▶ **WRITTEN EXERCISE**
In the listing below, identify each line with the word "content" and return those lines.

▶ **DATA RECORDS**
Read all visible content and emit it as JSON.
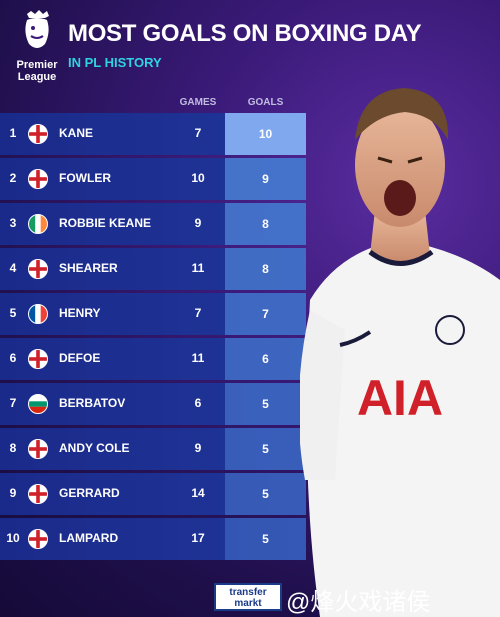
{
  "logo": {
    "line1": "Premier",
    "line2": "League"
  },
  "title": "MOST GOALS ON BOXING DAY",
  "subtitle": "IN PL HISTORY",
  "columns": {
    "games": "GAMES",
    "goals": "GOALS"
  },
  "rows": [
    {
      "rank": "1",
      "flag": "england",
      "name": "KANE",
      "games": "7",
      "goals": "10"
    },
    {
      "rank": "2",
      "flag": "england",
      "name": "FOWLER",
      "games": "10",
      "goals": "9"
    },
    {
      "rank": "3",
      "flag": "ireland",
      "name": "ROBBIE KEANE",
      "games": "9",
      "goals": "8"
    },
    {
      "rank": "4",
      "flag": "england",
      "name": "SHEARER",
      "games": "11",
      "goals": "8"
    },
    {
      "rank": "5",
      "flag": "france",
      "name": "HENRY",
      "games": "7",
      "goals": "7"
    },
    {
      "rank": "6",
      "flag": "england",
      "name": "DEFOE",
      "games": "11",
      "goals": "6"
    },
    {
      "rank": "7",
      "flag": "bulgaria",
      "name": "BERBATOV",
      "games": "6",
      "goals": "5"
    },
    {
      "rank": "8",
      "flag": "england",
      "name": "ANDY COLE",
      "games": "9",
      "goals": "5"
    },
    {
      "rank": "9",
      "flag": "england",
      "name": "GERRARD",
      "games": "14",
      "goals": "5"
    },
    {
      "rank": "10",
      "flag": "england",
      "name": "LAMPARD",
      "games": "17",
      "goals": "5"
    }
  ],
  "shirt": {
    "sponsor": "AIA"
  },
  "credit": {
    "line1": "transfer",
    "line2": "markt"
  },
  "watermark": "@烽火戏诸侯",
  "colors": {
    "accent": "#2fd3e0",
    "row": "#1a2a8a",
    "goals_cell": "#4a7ad0",
    "goals_cell_top": "#7fa8ee"
  }
}
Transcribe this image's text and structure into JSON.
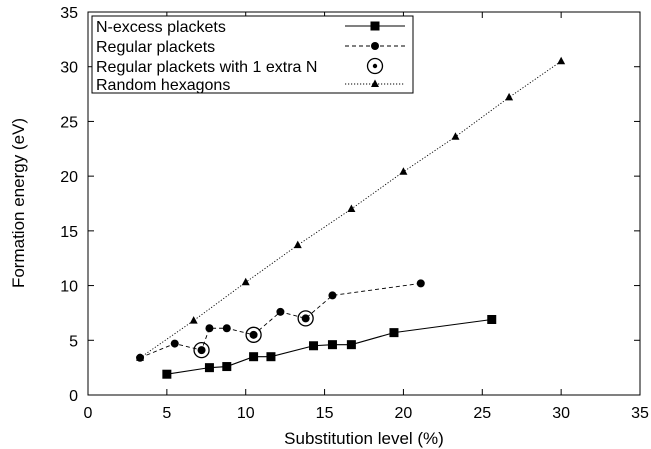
{
  "chart_data": {
    "type": "line",
    "title": "",
    "xlabel": "Substitution level (%)",
    "ylabel": "Formation energy (eV)",
    "xlim": [
      0,
      35
    ],
    "ylim": [
      0,
      35
    ],
    "xticks": [
      "0",
      "5",
      "10",
      "15",
      "20",
      "25",
      "30",
      "35"
    ],
    "yticks": [
      "0",
      "5",
      "10",
      "15",
      "20",
      "25",
      "30",
      "35"
    ],
    "grid": false,
    "legend_position": "top-left",
    "series": [
      {
        "name": "N-excess plackets",
        "marker": "square",
        "line": "solid",
        "x": [
          5.0,
          7.7,
          8.8,
          10.5,
          11.6,
          14.3,
          15.5,
          16.7,
          19.4,
          25.6
        ],
        "y": [
          1.9,
          2.5,
          2.6,
          3.5,
          3.5,
          4.5,
          4.6,
          4.6,
          5.7,
          6.9
        ]
      },
      {
        "name": "Regular plackets",
        "marker": "circle",
        "line": "dashed",
        "x": [
          3.3,
          5.5,
          7.2,
          7.7,
          8.8,
          10.5,
          12.2,
          13.8,
          15.5,
          21.1
        ],
        "y": [
          3.4,
          4.7,
          4.1,
          6.1,
          6.1,
          5.5,
          7.6,
          7.0,
          9.1,
          10.2
        ]
      },
      {
        "name": "Regular plackets with 1 extra N",
        "marker": "open-circle",
        "line": "none",
        "x": [
          7.2,
          10.5,
          13.8
        ],
        "y": [
          4.1,
          5.5,
          7.0
        ]
      },
      {
        "name": "Random hexagons",
        "marker": "triangle",
        "line": "dotted",
        "x": [
          3.3,
          6.7,
          10.0,
          13.3,
          16.7,
          20.0,
          23.3,
          26.7,
          30.0
        ],
        "y": [
          3.4,
          6.8,
          10.3,
          13.7,
          17.0,
          20.4,
          23.6,
          27.2,
          30.5
        ]
      }
    ]
  }
}
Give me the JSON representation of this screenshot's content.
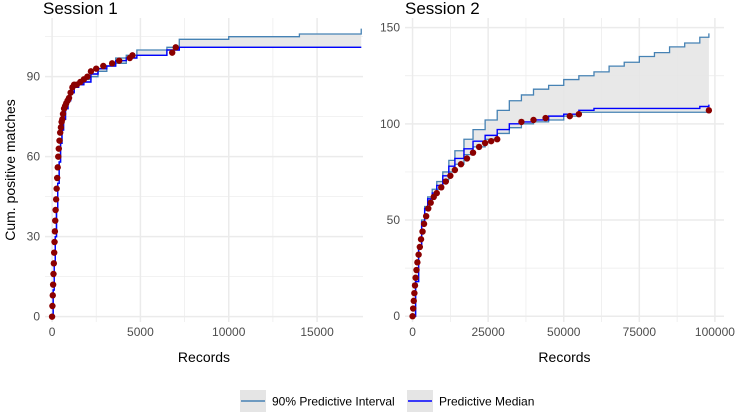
{
  "chart_data": [
    {
      "type": "line",
      "title": "Session 1",
      "xlabel": "Records",
      "ylabel": "Cum. positive matches",
      "xlim": [
        -400,
        17600
      ],
      "ylim": [
        -2,
        112
      ],
      "x_ticks": [
        0,
        5000,
        10000,
        15000
      ],
      "x_tick_labels": [
        "0",
        "5000",
        "10000",
        "15000"
      ],
      "y_ticks": [
        0,
        30,
        60,
        90
      ],
      "y_tick_labels": [
        "0",
        "30",
        "60",
        "90"
      ],
      "grid": true,
      "series": [
        {
          "name": "90% Predictive Interval upper",
          "x": [
            0,
            60,
            120,
            180,
            250,
            320,
            400,
            480,
            560,
            650,
            760,
            900,
            1050,
            1250,
            1500,
            1800,
            2200,
            2600,
            3100,
            3600,
            4200,
            4800,
            5600,
            6500,
            7200,
            8000,
            10000,
            12000,
            14000,
            16000,
            17500
          ],
          "y": [
            0,
            10,
            20,
            30,
            40,
            50,
            58,
            65,
            70,
            74,
            78,
            81,
            84,
            86,
            87,
            89,
            91,
            93,
            94,
            97,
            98,
            100,
            100,
            101,
            104,
            104,
            105,
            105,
            106,
            106,
            108
          ]
        },
        {
          "name": "90% Predictive Interval lower",
          "x": [
            0,
            60,
            120,
            180,
            250,
            320,
            400,
            480,
            560,
            650,
            760,
            900,
            1050,
            1250,
            1500,
            1800,
            2200,
            2600,
            3100,
            3600,
            4200,
            4800,
            5600,
            6500,
            7200,
            8000,
            10000,
            12000,
            14000,
            16000,
            17500
          ],
          "y": [
            0,
            10,
            20,
            30,
            40,
            50,
            58,
            65,
            70,
            74,
            78,
            81,
            84,
            86,
            87,
            88,
            90,
            92,
            94,
            95,
            97,
            98,
            98,
            100,
            101,
            101,
            101,
            101,
            101,
            101,
            101
          ]
        },
        {
          "name": "Predictive Median",
          "x": [
            0,
            60,
            120,
            180,
            250,
            320,
            400,
            480,
            560,
            650,
            760,
            900,
            1050,
            1250,
            1500,
            1800,
            2200,
            2600,
            3100,
            3600,
            4200,
            4800,
            5600,
            6500,
            7200,
            8000,
            10000,
            12000,
            14000,
            16000,
            17500
          ],
          "y": [
            0,
            10,
            20,
            30,
            40,
            50,
            58,
            65,
            70,
            74,
            78,
            81,
            84,
            86,
            87,
            88,
            91,
            93,
            94,
            96,
            97,
            98,
            98,
            100,
            101,
            101,
            101,
            101,
            101,
            101,
            101
          ]
        },
        {
          "name": "Observed",
          "x": [
            0,
            20,
            40,
            60,
            80,
            100,
            120,
            140,
            160,
            180,
            200,
            230,
            260,
            290,
            320,
            350,
            380,
            420,
            460,
            500,
            540,
            580,
            620,
            680,
            740,
            800,
            880,
            960,
            1050,
            1150,
            1250,
            1400,
            1600,
            1800,
            2000,
            2200,
            2500,
            2900,
            3400,
            3800,
            4400,
            4550,
            6800,
            7000
          ],
          "y": [
            0,
            4,
            8,
            12,
            16,
            20,
            24,
            28,
            32,
            36,
            40,
            44,
            48,
            52,
            56,
            60,
            63,
            66,
            69,
            71,
            73,
            74,
            76,
            78,
            79,
            80,
            81,
            82,
            84,
            86,
            87,
            87,
            88,
            89,
            90,
            92,
            93,
            94,
            95,
            96,
            97,
            98,
            99,
            101
          ]
        }
      ]
    },
    {
      "type": "line",
      "title": "Session 2",
      "xlabel": "Records",
      "ylabel": "",
      "xlim": [
        -2500,
        103000
      ],
      "ylim": [
        -3,
        155
      ],
      "x_ticks": [
        0,
        25000,
        50000,
        75000,
        100000
      ],
      "x_tick_labels": [
        "0",
        "25000",
        "50000",
        "75000",
        "100000"
      ],
      "y_ticks": [
        0,
        50,
        100,
        150
      ],
      "y_tick_labels": [
        "0",
        "50",
        "100",
        "150"
      ],
      "grid": true,
      "series": [
        {
          "name": "90% Predictive Interval upper",
          "x": [
            0,
            1000,
            2000,
            3000,
            4000,
            5000,
            6500,
            8000,
            10000,
            12000,
            14000,
            17000,
            20000,
            24000,
            28000,
            32000,
            36000,
            40000,
            45000,
            50000,
            55000,
            60000,
            65000,
            70000,
            75000,
            80000,
            85000,
            90000,
            95000,
            98000
          ],
          "y": [
            0,
            18,
            36,
            50,
            57,
            62,
            66,
            70,
            75,
            81,
            86,
            92,
            97,
            102,
            107,
            112,
            115,
            118,
            120,
            123,
            125,
            127,
            130,
            132,
            135,
            137,
            140,
            142,
            145,
            147
          ]
        },
        {
          "name": "90% Predictive Interval lower",
          "x": [
            0,
            1000,
            2000,
            3000,
            4000,
            5000,
            6500,
            8000,
            10000,
            12000,
            14000,
            17000,
            20000,
            24000,
            28000,
            32000,
            36000,
            40000,
            45000,
            50000,
            55000,
            60000,
            65000,
            70000,
            75000,
            80000,
            85000,
            90000,
            95000,
            98000
          ],
          "y": [
            0,
            18,
            36,
            48,
            55,
            60,
            63,
            66,
            71,
            75,
            79,
            84,
            88,
            92,
            95,
            98,
            100,
            101,
            102,
            104,
            106,
            106,
            106,
            106,
            106,
            106,
            106,
            106,
            106,
            106
          ]
        },
        {
          "name": "Predictive Median",
          "x": [
            0,
            1000,
            2000,
            3000,
            4000,
            5000,
            6500,
            8000,
            10000,
            12000,
            14000,
            17000,
            20000,
            24000,
            28000,
            32000,
            36000,
            40000,
            45000,
            50000,
            55000,
            60000,
            65000,
            70000,
            75000,
            80000,
            85000,
            90000,
            95000,
            98000
          ],
          "y": [
            0,
            18,
            36,
            49,
            56,
            61,
            64,
            68,
            73,
            78,
            82,
            87,
            91,
            94,
            97,
            100,
            101,
            102,
            104,
            105,
            107,
            108,
            108,
            108,
            108,
            108,
            108,
            108,
            109,
            110
          ]
        },
        {
          "name": "Observed",
          "x": [
            0,
            200,
            400,
            600,
            800,
            1000,
            1300,
            1600,
            2000,
            2400,
            2800,
            3300,
            3800,
            4500,
            5200,
            6000,
            7000,
            8000,
            9500,
            11000,
            12500,
            14000,
            16000,
            18000,
            20000,
            22000,
            24000,
            26000,
            28000,
            36000,
            40000,
            44000,
            52000,
            55000,
            98000
          ],
          "y": [
            0,
            4,
            8,
            12,
            16,
            20,
            24,
            28,
            32,
            36,
            40,
            44,
            48,
            52,
            56,
            59,
            62,
            64,
            67,
            70,
            73,
            76,
            79,
            82,
            85,
            88,
            90,
            91,
            92,
            101,
            102,
            103,
            104,
            105,
            107
          ]
        }
      ]
    }
  ],
  "legend": {
    "placement": "bottom",
    "items": [
      {
        "label": "90% Predictive Interval",
        "line_color": "#4682b4",
        "fill_color": "#e5e5e5"
      },
      {
        "label": "Predictive Median",
        "line_color": "#0000ff",
        "fill_color": "#e5e5e5"
      }
    ]
  },
  "colors": {
    "interval_line": "#4682b4",
    "interval_fill": "#e5e5e5",
    "median_line": "#0000ff",
    "observed_point": "#8b0000",
    "grid": "#ebebeb"
  }
}
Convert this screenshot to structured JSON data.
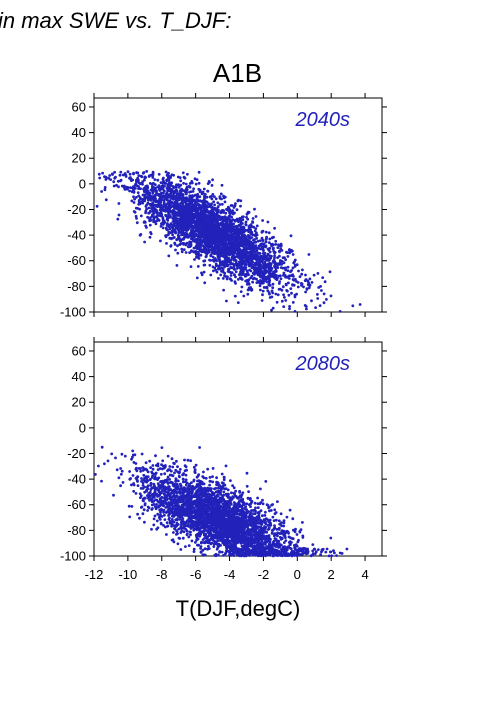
{
  "figure": {
    "heading": "in max SWE vs. T_DJF:",
    "scenario": "A1B",
    "point_color": "#2222bb"
  },
  "chart_data": [
    {
      "type": "scatter",
      "annotation": "2040s",
      "xlim": [
        -12,
        5
      ],
      "ylim": [
        -100,
        67
      ],
      "y_ticks": [
        -100,
        -80,
        -60,
        -40,
        -20,
        0,
        20,
        40,
        60
      ],
      "x_ticks": [
        -12,
        -10,
        -8,
        -6,
        -4,
        -2,
        0,
        2,
        4
      ],
      "xlabel": "",
      "ylabel": "",
      "grid": false,
      "point_cloud": {
        "count": 3400,
        "x_center": -5.0,
        "x_spread": 2.3,
        "y_at_center": -38,
        "slope": -7.5,
        "y_noise": 13,
        "x_min": -12,
        "x_max": 4.5,
        "y_min": -100,
        "y_max": 10
      }
    },
    {
      "type": "scatter",
      "annotation": "2080s",
      "xlim": [
        -12,
        5
      ],
      "ylim": [
        -100,
        67
      ],
      "y_ticks": [
        -100,
        -80,
        -60,
        -40,
        -20,
        0,
        20,
        40,
        60
      ],
      "x_ticks": [
        -12,
        -10,
        -8,
        -6,
        -4,
        -2,
        0,
        2,
        4
      ],
      "xlabel": "T(DJF,degC)",
      "ylabel": "",
      "grid": false,
      "point_cloud": {
        "count": 3400,
        "x_center": -4.6,
        "x_spread": 2.3,
        "y_at_center": -72,
        "slope": -6.0,
        "y_noise": 13,
        "x_min": -12,
        "x_max": 4.0,
        "y_min": -100,
        "y_max": 12
      }
    }
  ]
}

▶ **THE OUTPUT**
Read all visible content and emit it as JSON.
Give me the JSON representation of this screenshot's content.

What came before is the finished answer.